_Directions_
A single number is wanted: how many lines of the data include the string "page".

_Provided records_
# # #

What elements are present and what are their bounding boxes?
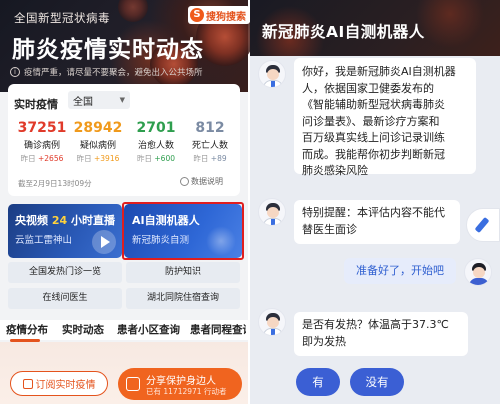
stat-value: 2701 [136, 120, 176, 136]
stat-value: 37251 [17, 120, 67, 136]
stat-delta: 昨日 +89 [193, 154, 227, 163]
edit-float-icon[interactable] [466, 208, 500, 242]
virus-illustration [118, 0, 148, 22]
live-stream-subtitle: 云监工雷神山 [15, 235, 73, 246]
data-explain-link[interactable]: 数据说明 [180, 176, 223, 187]
brand-label: 搜狗搜索 [206, 11, 246, 23]
stat-value: 28942 [73, 120, 123, 136]
stat-value: 812 [195, 120, 225, 136]
share-count: 已有 11712971 行动者 [146, 387, 227, 396]
hero-title: 肺炎疫情实时动态 [12, 37, 204, 63]
robot-avatar [258, 198, 286, 226]
subscribe-label: 订阅实时疫情 [35, 380, 96, 391]
share-icon [126, 377, 140, 391]
user-avatar [464, 258, 492, 286]
user-message: 准备好了，开始吧 [344, 258, 456, 284]
stat-label: 死亡人数 [191, 141, 228, 151]
robot-avatar [258, 60, 286, 88]
fever-clinic-button[interactable]: 全国发热门诊一览 [8, 262, 122, 283]
hubei-lodging-button[interactable]: 湖北同院住宿查询 [126, 288, 240, 309]
stat-delta: 昨日 +3916 [76, 154, 120, 163]
tab-trip-search[interactable]: 患者同程查询 [190, 322, 246, 337]
robot-avatar [258, 308, 286, 336]
online-doctor-button[interactable]: 在线问医生 [8, 288, 122, 309]
answer-yes-button[interactable]: 有 [296, 368, 340, 396]
share-title: 分享保护身边人 [146, 376, 216, 387]
hero-subtitle: 全国新型冠状病毒 [14, 11, 110, 25]
stat-suspected: 28942 疑似病例 昨日 +3916 [70, 120, 126, 164]
bot-question-fever: 是否有发热？体温高于37.3℃ 即为发热 [294, 312, 468, 356]
tab-community-search[interactable]: 患者小区查询 [117, 322, 180, 337]
region-select[interactable]: 全国 ▼ [68, 91, 130, 109]
stat-cured: 2701 治愈人数 昨日 +600 [128, 120, 184, 164]
highlight-box [122, 202, 244, 260]
stats-timestamp: 截至2月9日13时09分 [18, 179, 92, 188]
stat-delta: 昨日 +600 [137, 154, 175, 163]
bot-message-intro: 你好，我是新冠肺炎AI自测机器 人，依据国家卫健委发布的 《智能辅助新型冠状病毒… [294, 58, 476, 177]
protection-button[interactable]: 防护知识 [126, 262, 240, 283]
tab-distribution[interactable]: 疫情分布 [6, 322, 48, 337]
share-button[interactable]: 分享保护身边人 已有 11712971 行动者 [118, 368, 242, 400]
stat-label: 确诊病例 [23, 141, 60, 151]
ai-robot-subtitle: 新冠肺炎自测 [132, 235, 190, 246]
tab-live-news[interactable]: 实时动态 [62, 322, 104, 337]
stats-title: 实时疫情 [14, 98, 58, 111]
stat-label: 治愈人数 [137, 141, 174, 151]
info-icon: i [10, 67, 20, 77]
safety-notice: i 疫情严重，请尽量不要聚会，避免出入公共场所 [10, 66, 203, 78]
clock-icon [180, 177, 189, 186]
ai-robot-title: AI自测机器人 [132, 214, 200, 227]
sogou-search-badge[interactable]: S 搜狗搜索 [188, 6, 250, 24]
safety-notice-text: 疫情严重，请尽量不要聚会，避免出入公共场所 [24, 68, 203, 78]
live-stream-title: 央视频 24 小时直播 [15, 214, 115, 227]
stat-deaths: 812 死亡人数 昨日 +89 [182, 120, 238, 164]
subscribe-button[interactable]: 订阅实时疫情 [10, 371, 108, 396]
stat-confirmed: 37251 确诊病例 昨日 +2656 [14, 120, 70, 164]
chevron-down-icon: ▼ [119, 96, 125, 104]
chat-title: 新冠肺炎AI自测机器人 [262, 23, 425, 41]
region-value: 全国 [73, 96, 93, 108]
sogou-logo-icon: S [190, 8, 204, 22]
answer-no-button[interactable]: 没有 [350, 368, 404, 396]
bookmark-icon [22, 378, 33, 389]
bot-message-reminder: 特别提醒：本评估内容不能代 替医生面诊 [294, 200, 460, 244]
stat-delta: 昨日 +2656 [20, 154, 64, 163]
data-explain-label: 数据说明 [191, 177, 223, 186]
stat-label: 疑似病例 [79, 141, 116, 151]
play-icon[interactable] [92, 230, 116, 254]
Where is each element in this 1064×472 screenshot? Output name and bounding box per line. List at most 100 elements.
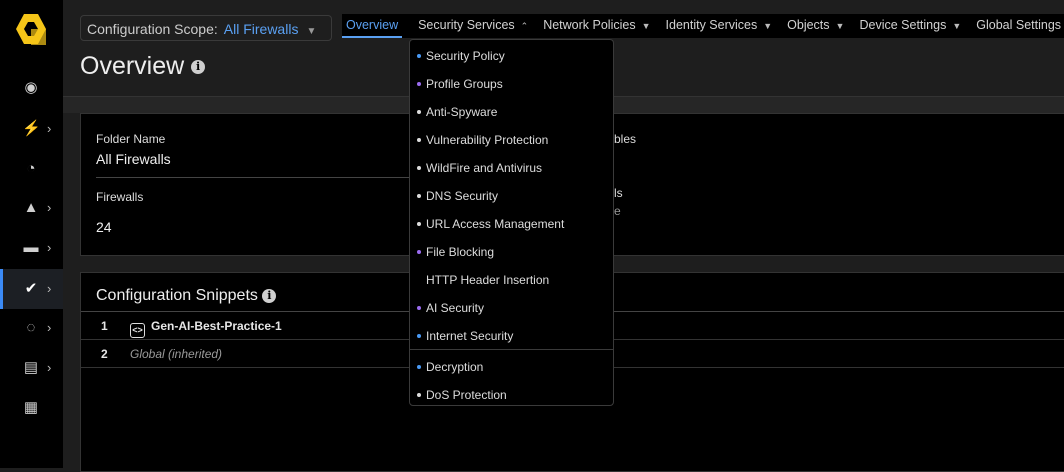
status-dot-icon [417, 250, 421, 254]
sidebar-item-activity[interactable]: ▬ › [0, 228, 63, 268]
status-dot-icon [417, 365, 421, 369]
report-icon: ▤ [23, 359, 39, 376]
menu-item-dns-security[interactable]: DNS Security [410, 181, 613, 209]
menu-item-label: Anti-Spyware [426, 105, 498, 119]
chevron-down-icon: ▼ [306, 26, 317, 37]
menu-item-label: Security Policy [426, 49, 505, 63]
menu-divider [410, 349, 613, 350]
tab-identity-services[interactable]: Identity Services ▼ [662, 14, 773, 38]
menu-item-label: File Blocking [426, 245, 495, 259]
menu-item-label: Decryption [426, 360, 484, 374]
menu-item-profile-groups[interactable]: Profile Groups [410, 69, 613, 97]
sidebar-item-dashboards[interactable]: ◔ [0, 149, 63, 189]
shield-check-icon: ✔ [24, 280, 38, 297]
snippets-title: Configuration Snippets i [96, 287, 277, 305]
menu-item-http-header-insertion[interactable]: HTTP Header Insertion [410, 265, 613, 293]
chevron-up-icon: ⌃ [520, 21, 529, 31]
chevron-down-icon: ▼ [763, 21, 773, 31]
page-title-text: Overview [80, 52, 185, 80]
target-icon: ◉ [24, 79, 38, 96]
folder-name-label: Folder Name [96, 132, 166, 146]
tab-label: Identity Services [665, 18, 758, 32]
sidebar-item-insights[interactable]: ⚡ › [0, 109, 63, 149]
security-services-dropdown: Security Policy Profile Groups Anti-Spywar… [409, 39, 614, 406]
page-title: Overview i [80, 52, 206, 81]
menu-item-url-access-management[interactable]: URL Access Management [410, 209, 613, 237]
chevron-right-icon: › [47, 240, 52, 255]
menu-item-label: Profile Groups [426, 77, 503, 91]
label-fragment: ls [614, 186, 623, 200]
status-dot-icon [417, 138, 421, 142]
menu-item-wildfire-and-antivirus[interactable]: WildFire and Antivirus [410, 153, 613, 181]
chevron-down-icon: ▼ [641, 21, 651, 31]
menu-item-security-policy[interactable]: Security Policy [410, 41, 613, 69]
sidebar: ◉ ⚡ › ◔ ▲ › ▬ › ✔ › ◌ › ▤ › ▦ [0, 0, 63, 468]
chevron-right-icon: › [47, 281, 52, 296]
chevron-down-icon: ▼ [952, 21, 962, 31]
dotted-circle-icon: ◌ [26, 319, 36, 336]
tab-security-services[interactable]: Security Services ⌃ [414, 14, 528, 38]
menu-item-dos-protection[interactable]: DoS Protection [410, 380, 613, 408]
menu-item-file-blocking[interactable]: File Blocking [410, 237, 613, 265]
monitor-pulse-icon: ▬ [23, 239, 39, 256]
menu-item-label: Internet Security [426, 329, 514, 343]
chevron-right-icon: › [47, 320, 52, 335]
info-icon[interactable]: i [262, 288, 277, 303]
status-dot-icon [417, 334, 421, 338]
menu-item-internet-security[interactable]: Internet Security [410, 321, 613, 349]
status-dot-icon [417, 306, 421, 310]
info-icon[interactable]: i [191, 60, 206, 75]
menu-item-decryption[interactable]: Decryption [410, 352, 613, 380]
row-number: 1 [101, 319, 108, 333]
menu-item-label: WildFire and Antivirus [426, 161, 543, 175]
tab-overview[interactable]: Overview [342, 14, 403, 38]
row-number: 2 [101, 347, 108, 361]
tab-label: Network Policies [543, 18, 636, 32]
menu-item-label: Vulnerability Protection [426, 133, 549, 147]
sidebar-item-workflows[interactable]: ◌ › [0, 308, 63, 348]
sparkle-chart-icon: ⚡ [22, 120, 41, 137]
chevron-right-icon: › [47, 360, 52, 375]
menu-item-anti-spyware[interactable]: Anti-Spyware [410, 97, 613, 125]
divider [96, 177, 416, 178]
sidebar-item-incidents[interactable]: ▲ › [0, 188, 63, 228]
tab-global-settings[interactable]: Global Settings▼ [972, 14, 1064, 38]
tab-label: Global Settings [976, 18, 1062, 32]
firewalls-count: 24 [96, 219, 112, 235]
gauge-icon: ◔ [26, 160, 36, 177]
top-nav: Overview Security Services ⌃ Network Poli… [342, 14, 1064, 38]
grid-plus-icon: ▦ [23, 399, 39, 416]
tab-device-settings[interactable]: Device Settings ▼ [855, 14, 961, 38]
menu-item-label: DoS Protection [426, 388, 507, 402]
scope-value: All Firewalls [223, 21, 299, 37]
status-dot-icon [417, 166, 421, 170]
configuration-scope-select[interactable]: Configuration Scope: All Firewalls ▼ [80, 15, 332, 41]
status-dot-icon [417, 82, 421, 86]
sidebar-item-monitor[interactable]: ◉ [0, 68, 63, 108]
sidebar-item-marketplace[interactable]: ▦ [0, 388, 63, 428]
variables-label-fragment: bles [614, 132, 637, 146]
folder-name-value: All Firewalls [96, 151, 171, 167]
status-dot-icon [417, 54, 421, 58]
sidebar-item-manage[interactable]: ✔ › [0, 269, 63, 309]
menu-item-vulnerability-protection[interactable]: Vulnerability Protection [410, 125, 613, 153]
tab-network-policies[interactable]: Network Policies ▼ [539, 14, 650, 38]
status-dot-icon [417, 110, 421, 114]
tab-label: Objects [787, 18, 830, 32]
status-dot-icon [417, 222, 421, 226]
logo-icon[interactable] [16, 13, 46, 45]
snippet-name[interactable]: Gen-AI-Best-Practice-1 [151, 319, 282, 333]
firewalls-label: Firewalls [96, 190, 144, 204]
scope-label: Configuration Scope: [87, 21, 218, 37]
tab-label: Security Services [418, 18, 515, 32]
tab-objects[interactable]: Objects ▼ [783, 14, 844, 38]
menu-item-label: AI Security [426, 301, 485, 315]
tab-label: Device Settings [859, 18, 947, 32]
menu-item-label: URL Access Management [426, 217, 565, 231]
menu-item-ai-security[interactable]: AI Security [410, 293, 613, 321]
chevron-down-icon: ▼ [835, 21, 845, 31]
sidebar-item-reports[interactable]: ▤ › [0, 348, 63, 388]
value-fragment: e [614, 204, 621, 218]
menu-item-label: HTTP Header Insertion [426, 273, 550, 287]
status-dot-icon [417, 393, 421, 397]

# # #

_Response to the exercise_
2